- COMPITO:
Riscrivi le righe a partire da quella che contiene "bar-aviation-not-canceled: [414, 92, 460, 346]" e fermati dopo quella che contiene "y-tick-label: 40: [48, 238, 63, 252]". In queste righe sostituisci "booking_status" con "booking_state" e lascia invariato tutto il resto.

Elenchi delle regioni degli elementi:
● ● ● ● ●

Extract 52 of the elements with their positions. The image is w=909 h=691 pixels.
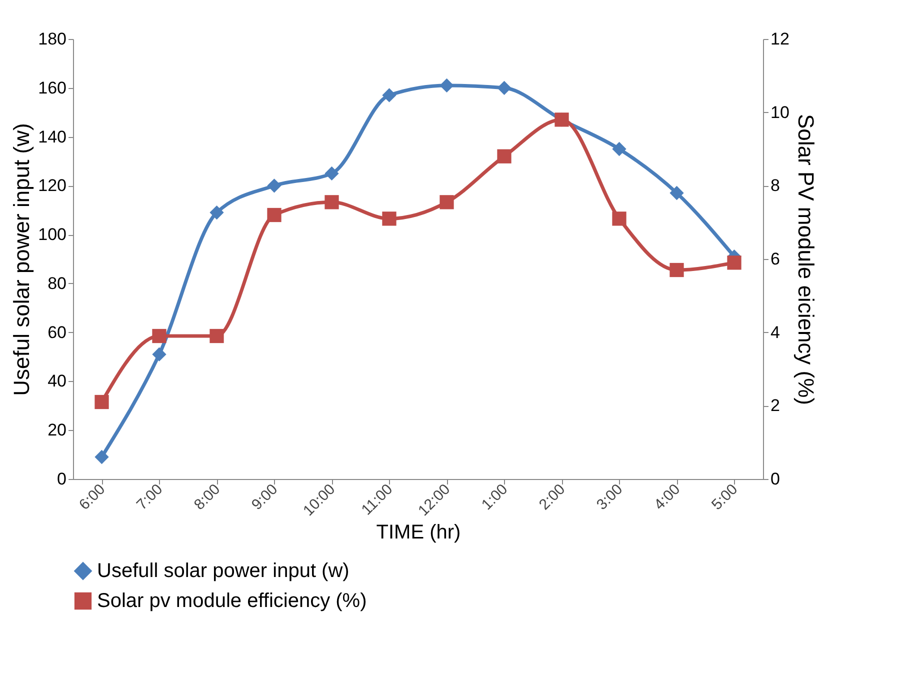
point bbox=[440, 78, 454, 93]
point bbox=[382, 88, 396, 102]
y-tick-label: 180 bbox=[38, 30, 66, 48]
legend-label: Solar pv module efficiency (%) bbox=[97, 590, 367, 612]
y2-tick-label: 8 bbox=[770, 176, 780, 196]
x-tick-label: 7:00 bbox=[133, 480, 166, 514]
point bbox=[440, 195, 454, 210]
y-tick-label: 100 bbox=[38, 225, 66, 244]
point bbox=[497, 80, 512, 95]
x-tick-label: 5:00 bbox=[708, 480, 742, 514]
y-tick-label: 60 bbox=[48, 322, 66, 342]
y-tick-label: 0 bbox=[57, 470, 66, 488]
y-tick-label: 160 bbox=[38, 78, 66, 98]
y2-axis-title: Solar PV module eiciency (%) bbox=[793, 114, 818, 406]
point bbox=[267, 208, 282, 222]
point bbox=[210, 205, 224, 220]
x-tick-label: 9:00 bbox=[248, 480, 282, 514]
y2-tick-label: 2 bbox=[770, 396, 780, 416]
point bbox=[497, 149, 512, 164]
point bbox=[382, 212, 396, 226]
x-tick-label: 1:00 bbox=[478, 480, 512, 514]
x-axis-title: TIME (hr) bbox=[376, 522, 461, 544]
point bbox=[152, 347, 166, 362]
point bbox=[324, 166, 339, 181]
point bbox=[152, 328, 166, 344]
y2-tick-label: 0 bbox=[770, 470, 780, 488]
y-tick-label: 140 bbox=[38, 127, 66, 146]
x-tick-label: 6:00 bbox=[76, 480, 109, 514]
point bbox=[670, 186, 684, 200]
y-tick-label: 20 bbox=[48, 420, 66, 440]
y2-tick-label: 4 bbox=[770, 322, 780, 342]
y-tick-label: 40 bbox=[48, 372, 66, 391]
point bbox=[324, 195, 339, 210]
y-tick-label: 80 bbox=[48, 274, 66, 293]
x-tick-label: 8:00 bbox=[190, 480, 224, 514]
point bbox=[94, 394, 109, 410]
point bbox=[612, 142, 626, 156]
point bbox=[94, 450, 109, 464]
y2-tick-label: 6 bbox=[770, 250, 780, 268]
point bbox=[267, 178, 282, 193]
point bbox=[612, 212, 626, 226]
point bbox=[670, 262, 684, 278]
legend-label: Usefull solar power input (w) bbox=[97, 560, 350, 582]
point bbox=[210, 328, 224, 344]
x-tick-label: 3:00 bbox=[593, 480, 626, 514]
y2-tick-label: 10 bbox=[770, 102, 790, 122]
y-tick-label: 120 bbox=[38, 176, 66, 196]
y-axis-title: Useful solar power input (w) bbox=[9, 123, 34, 396]
x-tick-label: 4:00 bbox=[650, 480, 684, 514]
point bbox=[727, 256, 742, 270]
y2-tick-label: 12 bbox=[770, 30, 790, 48]
x-tick-label: 2:00 bbox=[536, 480, 569, 514]
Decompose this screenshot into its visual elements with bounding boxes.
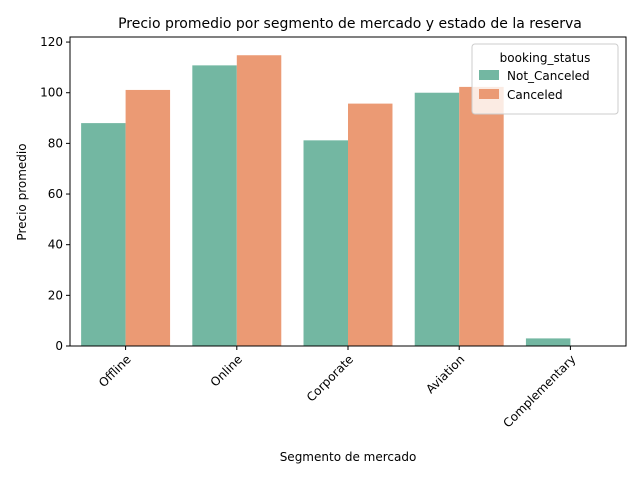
bar-aviation-not-canceled: [414, 92, 460, 346]
legend-title: booking_status: [500, 51, 591, 65]
bar-corporate-canceled: [348, 103, 393, 346]
y-tick-label: 20: [48, 288, 63, 302]
bar-online-not-canceled: [192, 65, 237, 347]
x-tick-label-aviation: Aviation: [423, 352, 467, 396]
y-tick-label: 120: [40, 35, 63, 49]
legend-label-not-canceled: Not_Canceled: [507, 69, 590, 83]
bar-aviation-canceled: [459, 86, 504, 347]
x-tick-label-offline: Offline: [96, 352, 134, 390]
y-tick-label: 0: [55, 339, 63, 353]
legend-frame: [471, 43, 619, 115]
y-tick-label: 100: [40, 86, 63, 100]
bar-complementary-not-canceled: [525, 338, 571, 346]
bar-offline-not-canceled: [81, 123, 126, 346]
y-tick-label: 40: [48, 238, 63, 252]
x-tick-label-corporate: Corporate: [304, 352, 356, 404]
chart-title: Precio promedio por segmento de mercado …: [118, 16, 582, 32]
x-tick-label-online: Online: [208, 352, 245, 389]
legend-swatch-canceled: [479, 89, 499, 99]
y-tick-label: 60: [48, 187, 63, 201]
bar-online-canceled: [236, 55, 282, 347]
legend-label-canceled: Canceled: [507, 88, 563, 102]
bar-corporate-not-canceled: [303, 140, 348, 346]
y-tick-label: 80: [48, 136, 63, 150]
legend-swatch-not-canceled: [479, 70, 499, 80]
y-axis-label: Precio promedio: [15, 143, 29, 240]
bar-offline-canceled: [125, 89, 171, 346]
x-axis-label: Segmento de mercado: [280, 450, 417, 464]
x-tick-label-complementary: Complementary: [500, 352, 578, 430]
legend: booking_status Not_Canceled Canceled: [471, 43, 619, 115]
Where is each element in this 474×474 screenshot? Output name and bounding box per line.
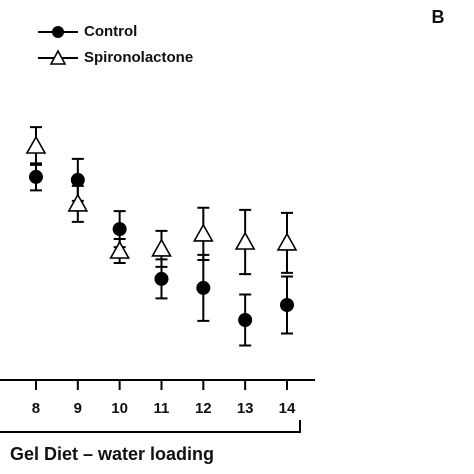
marker [192, 223, 214, 242]
x-tick-label: 9 [74, 400, 82, 417]
bracket [0, 420, 301, 433]
marker [25, 135, 47, 154]
marker [151, 238, 172, 257]
marker [112, 222, 127, 237]
legend-label: Control [84, 23, 137, 40]
marker [276, 232, 298, 251]
panel-label: B [432, 7, 445, 27]
x-axis-label: Gel Diet – water loading [10, 444, 214, 464]
marker [28, 169, 43, 184]
legend-marker [49, 49, 67, 65]
marker [67, 193, 89, 212]
marker [196, 280, 211, 295]
marker [238, 313, 253, 327]
marker [154, 271, 169, 286]
marker [109, 240, 131, 259]
x-tick-label: 11 [154, 400, 170, 417]
marker [279, 298, 294, 312]
legend-marker [52, 26, 64, 38]
x-tick-label: 14 [279, 400, 296, 417]
marker [234, 231, 256, 250]
x-tick-label: 8 [32, 400, 40, 417]
x-tick-label: 12 [195, 400, 212, 417]
x-tick-label: 13 [237, 400, 254, 417]
marker [70, 172, 85, 187]
legend-label: Spironolactone [84, 49, 193, 66]
x-tick-label: 10 [111, 400, 128, 417]
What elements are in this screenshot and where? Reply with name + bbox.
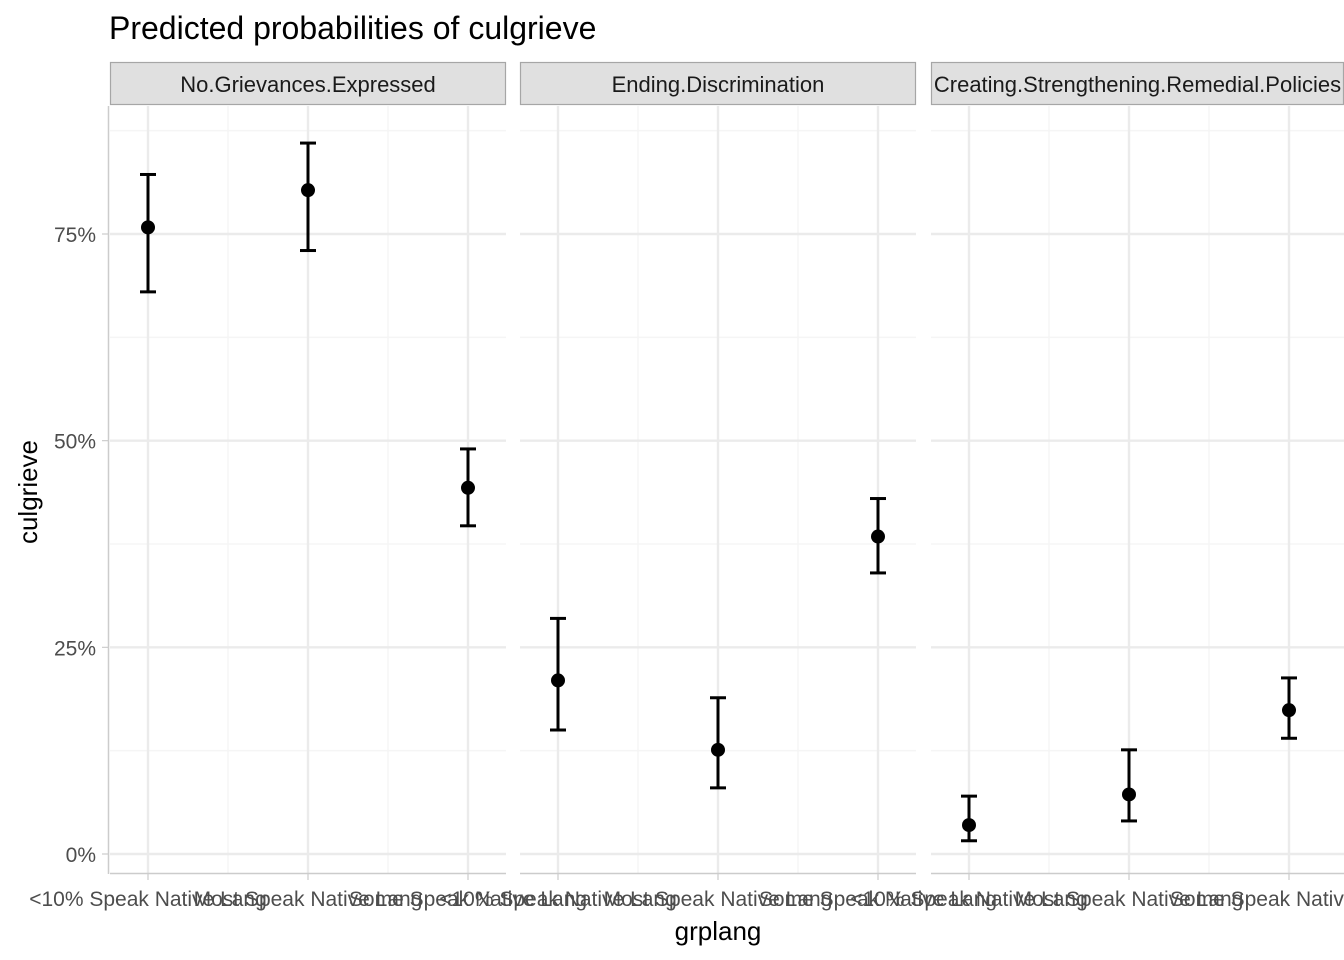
x-axis-title: grplang <box>675 916 762 946</box>
x-tick-label: <10% Speak Native Lang <box>439 888 677 911</box>
data-point <box>461 480 475 495</box>
x-tick-label: Most Speak Native Lang <box>604 888 833 911</box>
facet-strip <box>109 61 507 106</box>
data-point <box>1282 703 1296 718</box>
facet-strip <box>930 61 1344 106</box>
facet-strip-label: No.Grievances.Expressed <box>180 72 436 97</box>
y-tick-label: 75% <box>54 224 96 247</box>
y-axis: 0% 25% 50% 75% <box>54 106 110 874</box>
y-tick-label: 0% <box>66 844 96 867</box>
facet-strip <box>519 61 917 106</box>
data-point <box>711 742 725 757</box>
y-tick-label: 50% <box>54 431 96 454</box>
y-axis-title: culgrieve <box>13 440 43 544</box>
x-tick-label: Some Speak Native Lang <box>759 888 997 911</box>
facet-strip-label: Ending.Discrimination <box>612 72 825 97</box>
data-point <box>141 220 155 235</box>
data-point <box>551 673 565 688</box>
x-tick-label: Some Speak Native Lang <box>1170 888 1344 911</box>
data-point <box>962 818 976 833</box>
x-tick-label: Most Speak Native Lang <box>1015 888 1244 911</box>
x-tick-label: <10% Speak Native Lang <box>850 888 1088 911</box>
chart-title: Predicted probabilities of culgrieve <box>109 10 596 46</box>
data-point <box>871 529 885 544</box>
facet-strip-label: Creating.Strengthening.Remedial.Policies <box>934 72 1341 97</box>
x-tick-label: <10% Speak Native Lang <box>29 888 267 911</box>
data-point <box>1122 787 1136 802</box>
y-tick-label: 25% <box>54 637 96 660</box>
x-tick-label: Some Speak Native Lang <box>349 888 587 911</box>
x-tick-label: Most Speak Native Lang <box>194 888 423 911</box>
data-point <box>301 183 315 198</box>
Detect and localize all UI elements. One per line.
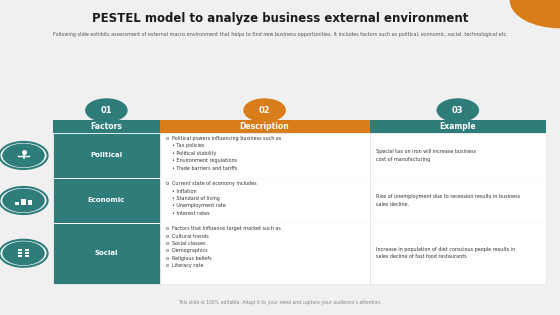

● ● ● ● ●

- RISPOSTA:
bar-aviation-not-canceled: [414, 92, 460, 346]
legend-title: booking_state: [500, 51, 591, 65]
bar-corporate-canceled: [348, 103, 393, 346]
y-tick-label: 20: [48, 288, 63, 302]
bar-online-not-canceled: [192, 65, 237, 347]
x-tick-label-aviation: Aviation: [423, 352, 467, 396]
y-tick-label: 120: [40, 35, 63, 49]
legend-label-not-canceled: Not_Canceled: [507, 69, 590, 83]
bar-aviation-canceled: [459, 86, 504, 347]
x-tick-label-offline: Offline: [96, 352, 134, 390]
y-tick-label: 0: [55, 339, 63, 353]
legend-frame: [471, 43, 619, 115]
y-tick-label: 100: [40, 86, 63, 100]
bar-complementary-not-canceled: [525, 338, 571, 346]
bar-offline-not-canceled: [81, 123, 126, 346]
y-tick-label: 40: [48, 238, 63, 252]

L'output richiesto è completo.